■ **EXERCISE INPUT**:

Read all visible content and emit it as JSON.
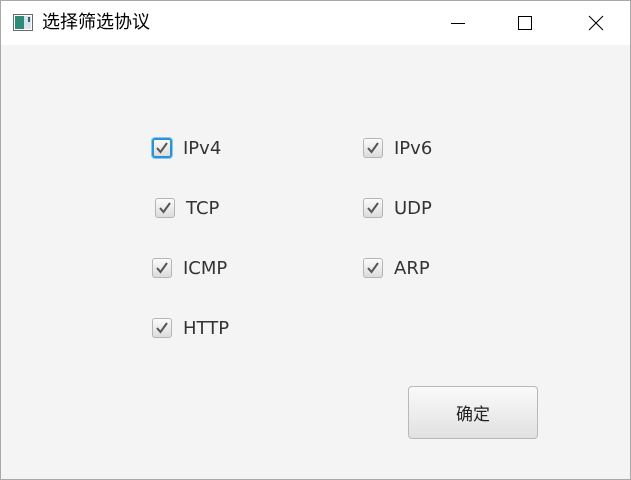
{
  "window": {
    "title": "选择筛选协议",
    "app_icon": "java-window-icon",
    "controls": {
      "minimize_icon": "minimize-icon",
      "maximize_icon": "maximize-icon",
      "close_icon": "close-icon"
    }
  },
  "protocols": [
    {
      "label": "IPv4",
      "checked": true,
      "focused": true
    },
    {
      "label": "IPv6",
      "checked": true
    },
    {
      "label": "TCP",
      "checked": true
    },
    {
      "label": "UDP",
      "checked": true
    },
    {
      "label": "ICMP",
      "checked": true
    },
    {
      "label": "ARP",
      "checked": true
    },
    {
      "label": "HTTP",
      "checked": true
    }
  ],
  "confirm_button": {
    "label": "确定"
  },
  "colors": {
    "focus_ring": "#2a93d5",
    "checkmark": "#555555",
    "background": "#f4f4f4"
  }
}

■ **WHAT THIS TASK INVOLVES**:
Make an exact reproduction of the listing above, without any pictures.

■ **RESPONSE TO THE EXERCISE**:
Read all visible content and emit it as JSON.
{
  "window": {
    "title": "选择筛选协议",
    "app_icon": "java-window-icon",
    "controls": {
      "minimize_icon": "minimize-icon",
      "maximize_icon": "maximize-icon",
      "close_icon": "close-icon"
    }
  },
  "protocols": [
    {
      "label": "IPv4",
      "checked": true,
      "focused": true
    },
    {
      "label": "IPv6",
      "checked": true
    },
    {
      "label": "TCP",
      "checked": true
    },
    {
      "label": "UDP",
      "checked": true
    },
    {
      "label": "ICMP",
      "checked": true
    },
    {
      "label": "ARP",
      "checked": true
    },
    {
      "label": "HTTP",
      "checked": true
    }
  ],
  "confirm_button": {
    "label": "确定"
  },
  "colors": {
    "focus_ring": "#2a93d5",
    "checkmark": "#555555",
    "background": "#f4f4f4"
  }
}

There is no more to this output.